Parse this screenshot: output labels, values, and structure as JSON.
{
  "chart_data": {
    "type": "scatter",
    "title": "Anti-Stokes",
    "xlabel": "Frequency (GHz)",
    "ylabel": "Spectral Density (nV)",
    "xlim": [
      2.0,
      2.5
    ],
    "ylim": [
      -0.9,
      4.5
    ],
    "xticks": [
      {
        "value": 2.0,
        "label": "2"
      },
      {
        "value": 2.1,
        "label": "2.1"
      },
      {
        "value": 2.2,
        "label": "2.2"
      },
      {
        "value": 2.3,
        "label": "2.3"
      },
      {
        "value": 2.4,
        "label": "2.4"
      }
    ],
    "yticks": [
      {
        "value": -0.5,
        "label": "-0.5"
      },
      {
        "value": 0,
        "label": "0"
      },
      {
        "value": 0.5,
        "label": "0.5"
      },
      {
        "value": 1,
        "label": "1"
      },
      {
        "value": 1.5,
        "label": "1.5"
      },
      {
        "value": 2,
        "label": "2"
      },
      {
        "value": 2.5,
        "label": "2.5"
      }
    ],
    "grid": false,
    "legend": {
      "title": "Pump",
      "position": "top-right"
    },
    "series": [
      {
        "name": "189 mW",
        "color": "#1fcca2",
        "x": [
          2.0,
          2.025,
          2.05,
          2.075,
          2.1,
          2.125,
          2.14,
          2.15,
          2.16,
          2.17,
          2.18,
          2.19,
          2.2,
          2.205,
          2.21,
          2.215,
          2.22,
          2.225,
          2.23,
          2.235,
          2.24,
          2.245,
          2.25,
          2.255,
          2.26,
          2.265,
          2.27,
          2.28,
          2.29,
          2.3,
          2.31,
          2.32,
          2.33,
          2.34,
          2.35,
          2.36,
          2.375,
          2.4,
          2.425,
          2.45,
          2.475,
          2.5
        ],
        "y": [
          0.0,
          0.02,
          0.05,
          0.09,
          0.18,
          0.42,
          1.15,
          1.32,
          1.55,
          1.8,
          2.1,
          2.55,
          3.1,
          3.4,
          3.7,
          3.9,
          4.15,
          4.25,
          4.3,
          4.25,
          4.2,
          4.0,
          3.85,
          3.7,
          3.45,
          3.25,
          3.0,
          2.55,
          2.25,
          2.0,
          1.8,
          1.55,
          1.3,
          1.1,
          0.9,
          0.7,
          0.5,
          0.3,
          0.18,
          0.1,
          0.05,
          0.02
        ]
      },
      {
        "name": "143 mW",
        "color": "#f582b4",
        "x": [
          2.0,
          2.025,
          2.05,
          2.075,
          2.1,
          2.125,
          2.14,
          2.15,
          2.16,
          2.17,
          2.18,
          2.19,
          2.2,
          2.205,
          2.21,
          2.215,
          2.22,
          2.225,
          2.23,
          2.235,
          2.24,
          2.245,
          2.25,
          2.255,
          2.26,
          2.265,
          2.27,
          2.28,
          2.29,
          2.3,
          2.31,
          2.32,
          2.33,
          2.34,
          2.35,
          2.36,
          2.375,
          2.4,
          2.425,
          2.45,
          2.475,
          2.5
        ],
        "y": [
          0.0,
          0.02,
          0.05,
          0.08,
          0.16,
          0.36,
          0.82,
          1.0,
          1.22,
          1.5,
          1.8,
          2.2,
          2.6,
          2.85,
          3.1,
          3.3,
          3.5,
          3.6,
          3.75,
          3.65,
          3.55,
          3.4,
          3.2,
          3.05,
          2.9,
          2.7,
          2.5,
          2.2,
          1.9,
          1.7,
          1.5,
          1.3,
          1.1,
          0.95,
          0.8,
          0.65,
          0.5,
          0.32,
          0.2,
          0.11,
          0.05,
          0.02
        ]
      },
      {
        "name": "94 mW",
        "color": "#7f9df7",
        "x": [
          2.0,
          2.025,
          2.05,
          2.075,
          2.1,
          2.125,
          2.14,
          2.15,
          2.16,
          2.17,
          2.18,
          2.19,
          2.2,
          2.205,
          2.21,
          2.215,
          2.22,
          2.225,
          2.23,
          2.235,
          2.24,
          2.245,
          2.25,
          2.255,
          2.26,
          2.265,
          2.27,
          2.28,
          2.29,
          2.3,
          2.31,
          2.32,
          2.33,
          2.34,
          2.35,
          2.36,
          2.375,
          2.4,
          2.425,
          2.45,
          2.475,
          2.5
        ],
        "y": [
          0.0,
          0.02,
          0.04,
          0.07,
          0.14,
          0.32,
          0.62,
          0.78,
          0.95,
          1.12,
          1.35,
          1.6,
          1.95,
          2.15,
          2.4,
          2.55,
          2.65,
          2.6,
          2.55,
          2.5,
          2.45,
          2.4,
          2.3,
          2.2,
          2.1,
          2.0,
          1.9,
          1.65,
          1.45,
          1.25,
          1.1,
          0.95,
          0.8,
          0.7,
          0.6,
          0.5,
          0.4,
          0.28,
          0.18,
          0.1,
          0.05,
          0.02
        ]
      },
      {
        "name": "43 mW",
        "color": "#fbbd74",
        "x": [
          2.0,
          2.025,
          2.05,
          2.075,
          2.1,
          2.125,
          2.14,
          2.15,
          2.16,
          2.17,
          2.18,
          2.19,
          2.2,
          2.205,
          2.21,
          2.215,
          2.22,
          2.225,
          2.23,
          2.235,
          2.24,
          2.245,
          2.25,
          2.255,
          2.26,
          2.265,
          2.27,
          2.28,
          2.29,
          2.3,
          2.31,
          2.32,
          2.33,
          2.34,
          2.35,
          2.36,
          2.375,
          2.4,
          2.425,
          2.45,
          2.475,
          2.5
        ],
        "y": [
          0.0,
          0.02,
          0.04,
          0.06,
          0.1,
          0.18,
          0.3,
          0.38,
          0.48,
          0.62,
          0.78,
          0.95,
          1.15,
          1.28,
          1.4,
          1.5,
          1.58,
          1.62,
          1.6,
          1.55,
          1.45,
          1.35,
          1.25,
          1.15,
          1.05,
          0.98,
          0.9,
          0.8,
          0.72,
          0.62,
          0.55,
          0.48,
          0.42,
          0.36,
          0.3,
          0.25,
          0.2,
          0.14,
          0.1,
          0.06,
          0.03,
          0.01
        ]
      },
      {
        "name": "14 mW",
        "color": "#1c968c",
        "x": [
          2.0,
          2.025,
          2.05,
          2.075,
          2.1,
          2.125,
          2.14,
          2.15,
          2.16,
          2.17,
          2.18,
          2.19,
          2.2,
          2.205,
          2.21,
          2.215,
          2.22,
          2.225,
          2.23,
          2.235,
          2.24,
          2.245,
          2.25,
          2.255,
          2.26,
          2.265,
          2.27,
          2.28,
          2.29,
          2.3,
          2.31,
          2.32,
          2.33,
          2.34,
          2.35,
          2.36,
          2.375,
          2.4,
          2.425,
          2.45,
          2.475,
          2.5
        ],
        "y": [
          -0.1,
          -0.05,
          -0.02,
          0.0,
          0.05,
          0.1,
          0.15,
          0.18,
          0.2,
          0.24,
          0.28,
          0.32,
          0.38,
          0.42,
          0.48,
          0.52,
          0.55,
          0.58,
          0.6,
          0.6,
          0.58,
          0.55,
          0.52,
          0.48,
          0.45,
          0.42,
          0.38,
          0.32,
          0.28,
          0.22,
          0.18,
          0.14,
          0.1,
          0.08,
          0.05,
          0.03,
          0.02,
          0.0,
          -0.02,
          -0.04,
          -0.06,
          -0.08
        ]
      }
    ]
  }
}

========================

Exercise task: Of all the lines in the entries, how many contain the word "color"? Give only the number.

The response: 5